SUPPLIED ENTRIES:
^^^^^^^^^^^^^^^^

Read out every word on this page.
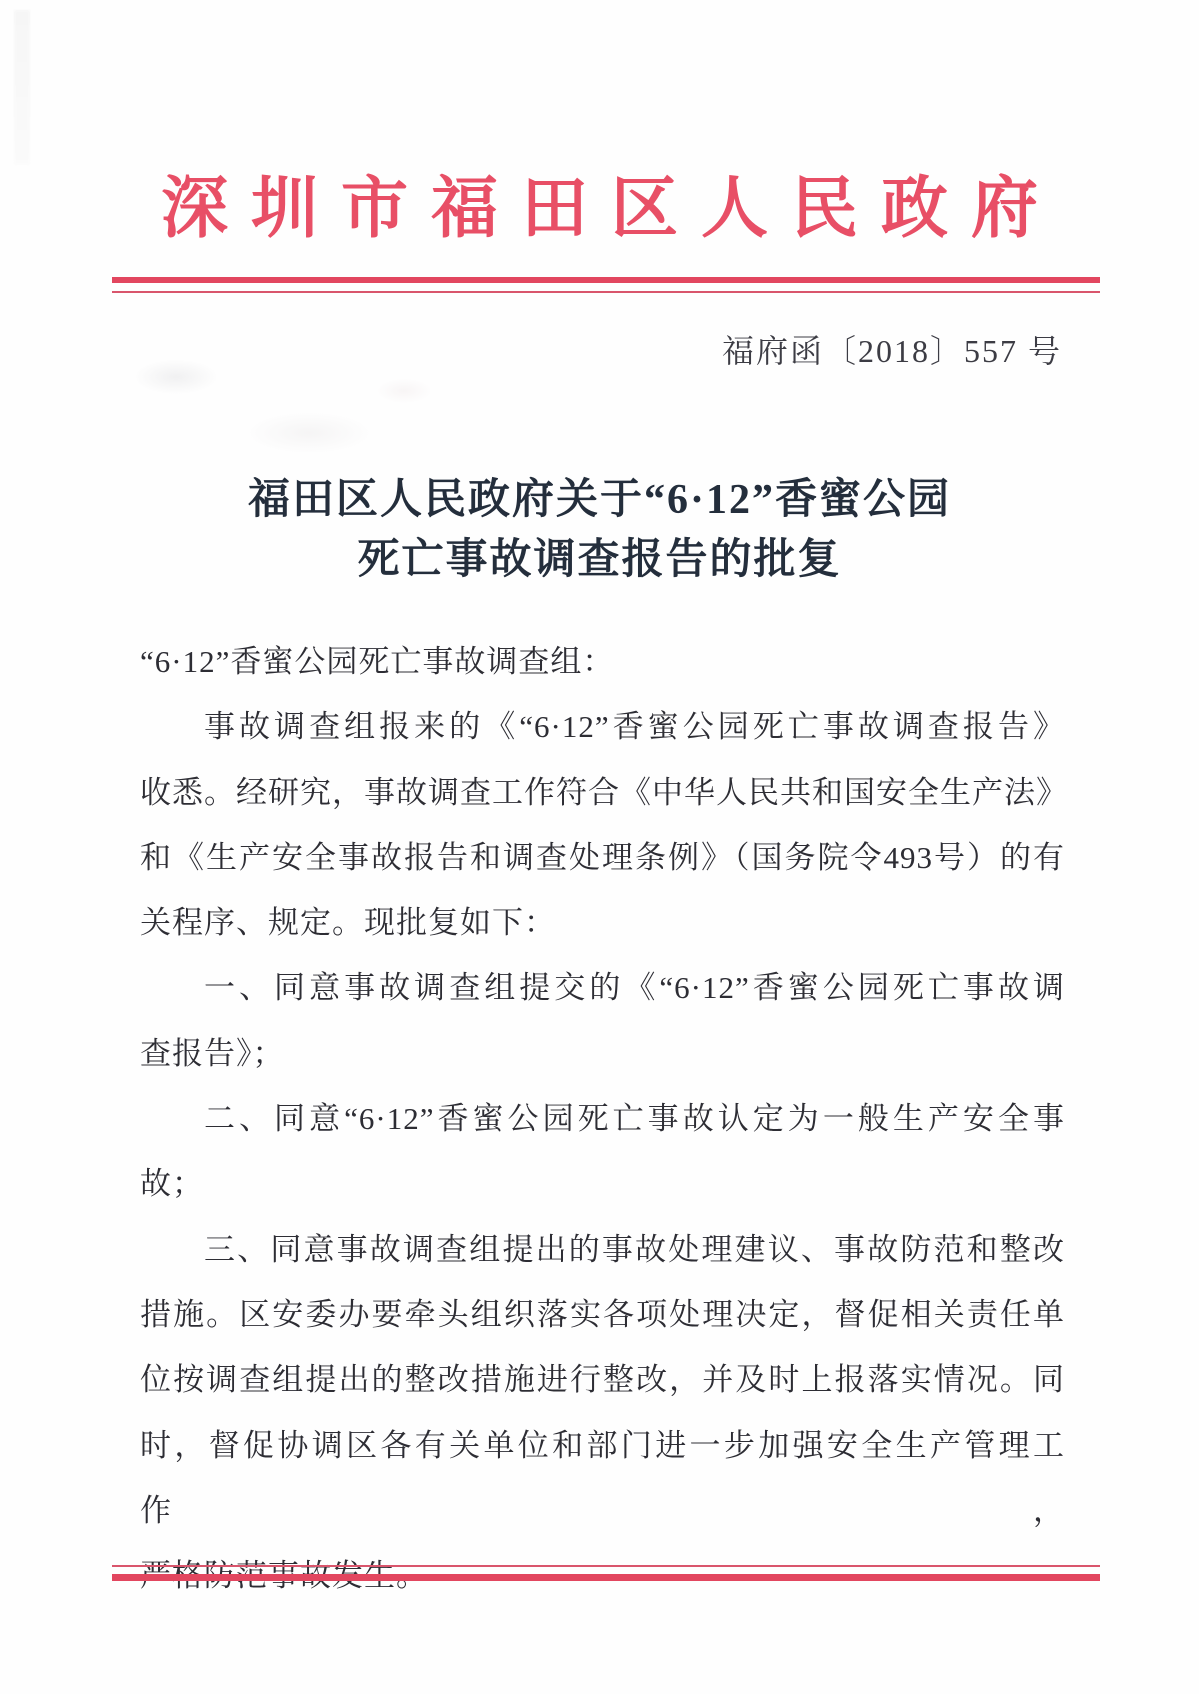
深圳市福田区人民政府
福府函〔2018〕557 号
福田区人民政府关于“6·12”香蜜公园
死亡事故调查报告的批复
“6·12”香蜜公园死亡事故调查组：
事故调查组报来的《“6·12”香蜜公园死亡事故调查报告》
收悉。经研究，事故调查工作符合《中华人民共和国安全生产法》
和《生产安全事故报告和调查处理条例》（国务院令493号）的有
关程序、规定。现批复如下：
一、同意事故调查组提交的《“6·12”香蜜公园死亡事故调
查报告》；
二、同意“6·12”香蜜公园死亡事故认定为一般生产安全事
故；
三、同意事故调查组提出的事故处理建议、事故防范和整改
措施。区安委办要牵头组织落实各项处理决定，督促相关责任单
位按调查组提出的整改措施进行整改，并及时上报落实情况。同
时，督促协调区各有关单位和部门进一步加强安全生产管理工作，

^^^^^^^^^^^^^^^^

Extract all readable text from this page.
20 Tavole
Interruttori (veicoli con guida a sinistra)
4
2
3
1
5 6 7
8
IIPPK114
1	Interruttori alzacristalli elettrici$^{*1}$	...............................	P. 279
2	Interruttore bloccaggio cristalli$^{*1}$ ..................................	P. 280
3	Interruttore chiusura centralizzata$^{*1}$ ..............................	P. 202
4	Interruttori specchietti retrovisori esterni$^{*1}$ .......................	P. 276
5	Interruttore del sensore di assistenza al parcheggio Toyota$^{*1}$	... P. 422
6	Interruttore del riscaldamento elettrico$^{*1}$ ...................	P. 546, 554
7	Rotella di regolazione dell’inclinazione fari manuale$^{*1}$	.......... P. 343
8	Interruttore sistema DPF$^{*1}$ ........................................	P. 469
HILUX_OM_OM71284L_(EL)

^^^^^^^^^^^^^^^^

DO THIS: Select every line of the material above holding the word "page" and copy it.

EXPECTED OUTPUT:
Read out every word on this page.
Extract all readable text from this page.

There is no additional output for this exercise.